■ **Instructions to follow**
Reproduce each line bearing the word "표기하여야".

[START OF Given records]

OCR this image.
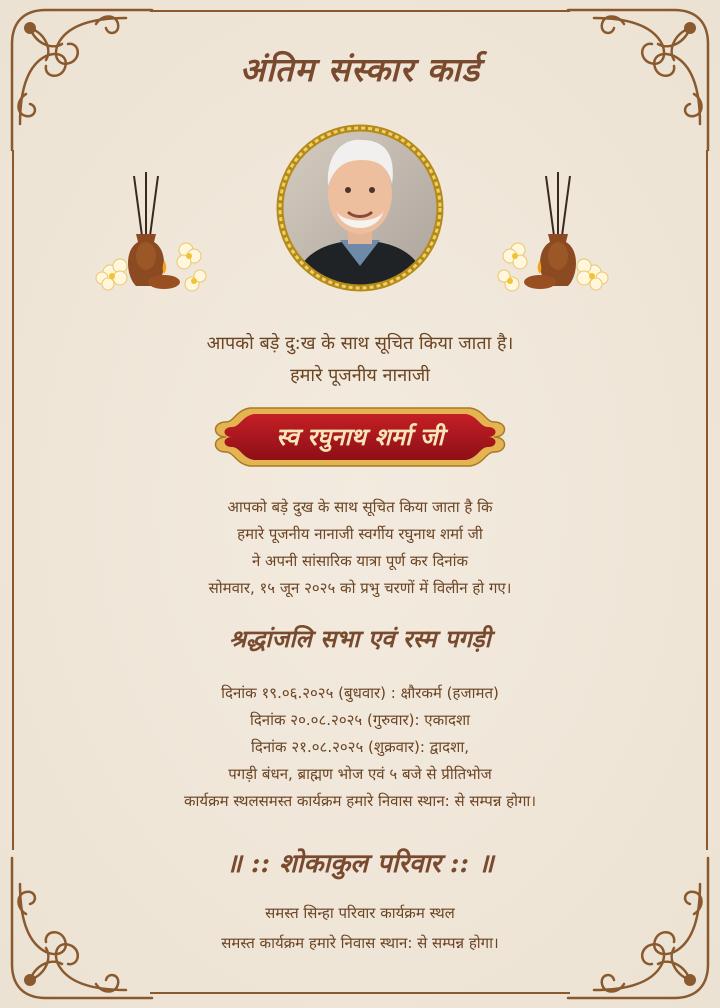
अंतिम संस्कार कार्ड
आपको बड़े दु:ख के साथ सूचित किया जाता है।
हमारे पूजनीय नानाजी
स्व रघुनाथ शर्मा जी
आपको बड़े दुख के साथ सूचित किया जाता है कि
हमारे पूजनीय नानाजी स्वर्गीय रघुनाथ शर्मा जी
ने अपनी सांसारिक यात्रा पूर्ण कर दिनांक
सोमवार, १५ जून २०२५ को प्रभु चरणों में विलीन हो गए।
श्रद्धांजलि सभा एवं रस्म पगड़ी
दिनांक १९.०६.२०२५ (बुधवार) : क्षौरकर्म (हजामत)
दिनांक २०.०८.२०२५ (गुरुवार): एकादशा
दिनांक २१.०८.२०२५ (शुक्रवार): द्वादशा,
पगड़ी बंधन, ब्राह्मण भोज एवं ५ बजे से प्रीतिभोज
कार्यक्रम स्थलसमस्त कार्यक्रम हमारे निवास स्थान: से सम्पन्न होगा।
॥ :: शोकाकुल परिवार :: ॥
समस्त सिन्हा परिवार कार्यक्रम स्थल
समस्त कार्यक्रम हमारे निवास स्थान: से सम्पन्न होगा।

[END OF Given records]
[START OF Given records]

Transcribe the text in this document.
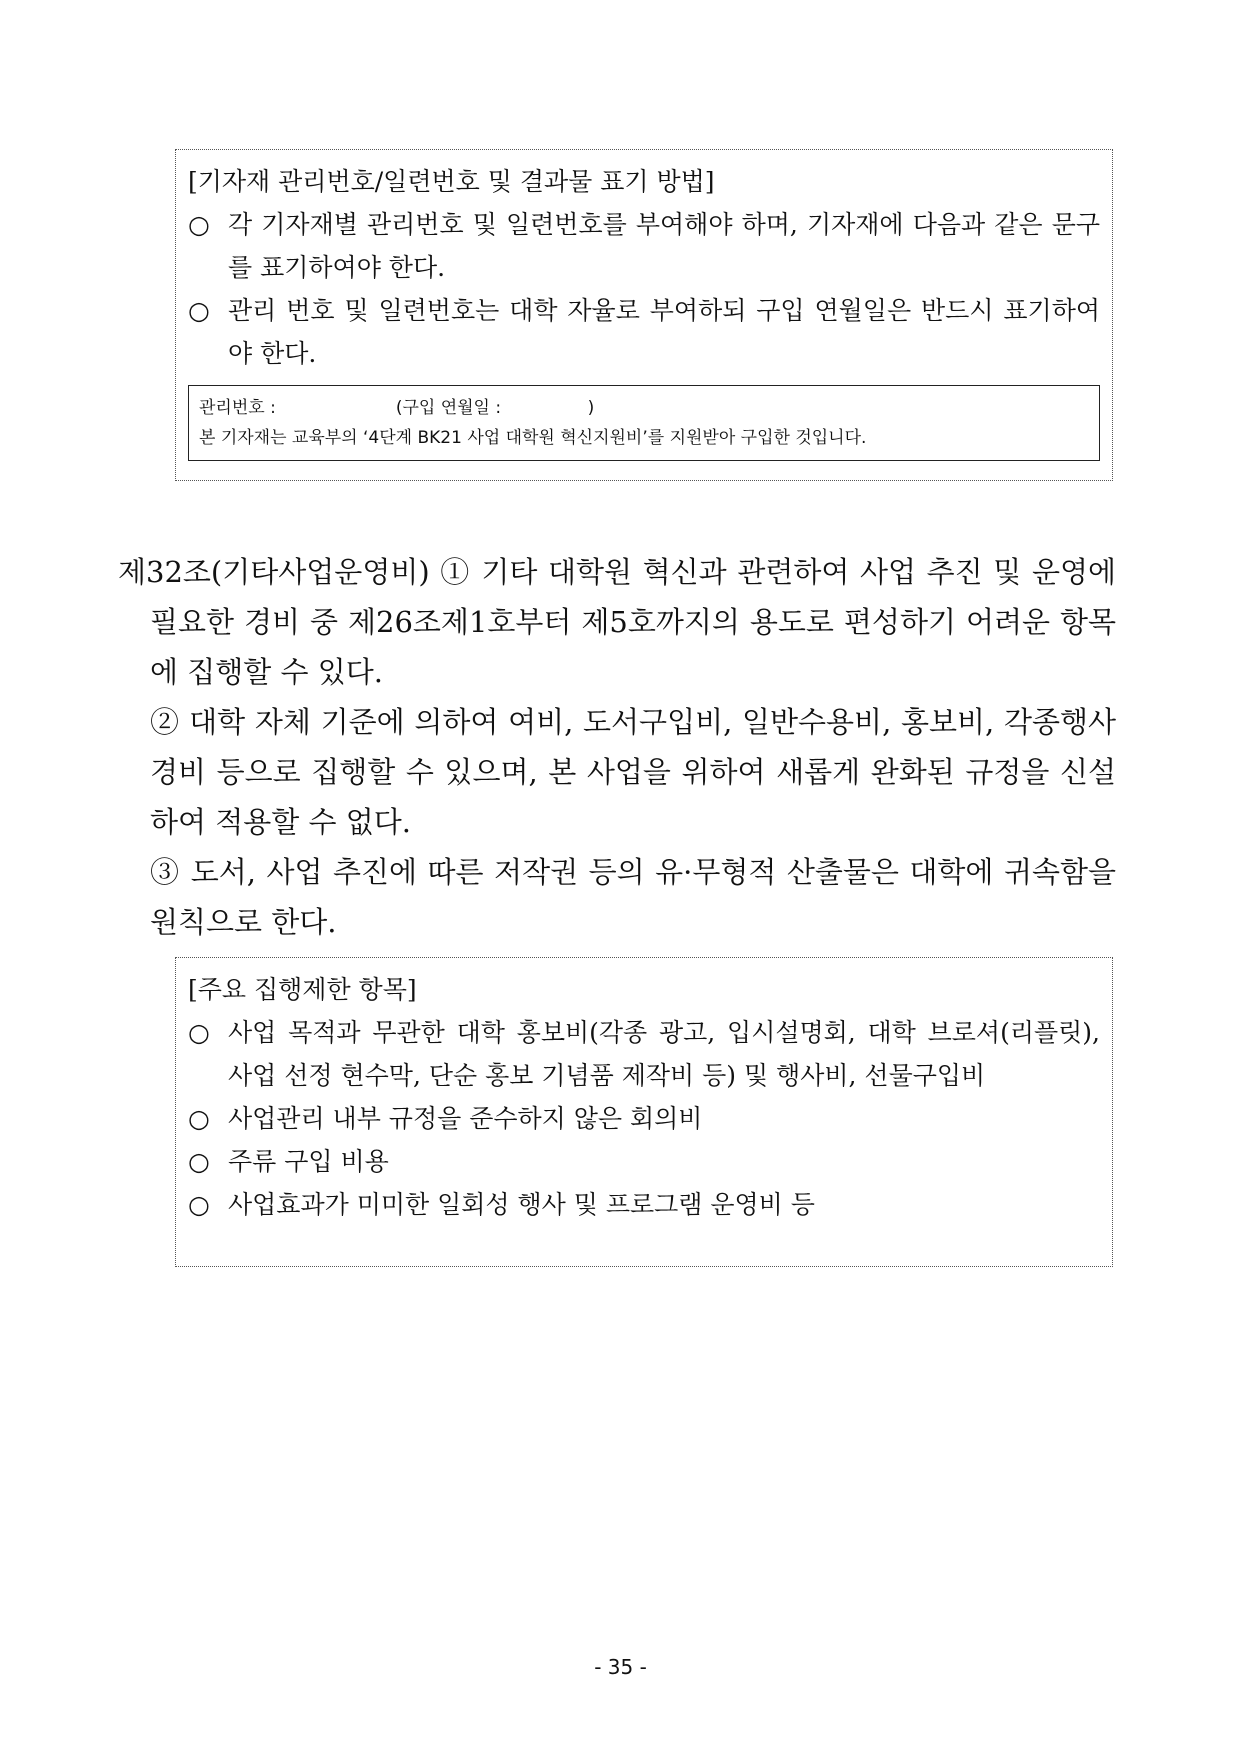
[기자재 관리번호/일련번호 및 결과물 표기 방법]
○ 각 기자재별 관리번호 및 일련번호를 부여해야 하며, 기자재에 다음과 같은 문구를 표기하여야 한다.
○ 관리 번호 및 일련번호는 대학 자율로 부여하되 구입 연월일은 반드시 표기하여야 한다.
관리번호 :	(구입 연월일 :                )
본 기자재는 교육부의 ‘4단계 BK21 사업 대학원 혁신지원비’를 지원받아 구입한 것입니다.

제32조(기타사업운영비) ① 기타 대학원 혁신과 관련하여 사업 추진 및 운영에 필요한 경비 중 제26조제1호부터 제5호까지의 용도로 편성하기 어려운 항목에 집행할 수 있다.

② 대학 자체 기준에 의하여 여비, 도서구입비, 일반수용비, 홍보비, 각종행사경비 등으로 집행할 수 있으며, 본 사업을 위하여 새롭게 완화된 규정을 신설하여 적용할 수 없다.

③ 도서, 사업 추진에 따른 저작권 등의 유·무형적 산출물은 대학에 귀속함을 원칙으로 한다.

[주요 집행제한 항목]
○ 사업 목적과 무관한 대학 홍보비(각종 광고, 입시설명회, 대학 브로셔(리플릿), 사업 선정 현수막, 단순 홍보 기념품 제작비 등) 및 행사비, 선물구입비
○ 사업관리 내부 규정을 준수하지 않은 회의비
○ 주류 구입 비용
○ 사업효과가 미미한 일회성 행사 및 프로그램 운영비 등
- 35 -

[END OF Given records]

■ **Exercise output**
○ 각 기자재별 관리번호 및 일련번호를 부여해야 하며, 기자재에 다음과 같은 문구를 표기하여야 한다.
○ 관리 번호 및 일련번호는 대학 자율로 부여하되 구입 연월일은 반드시 표기하여야 한다.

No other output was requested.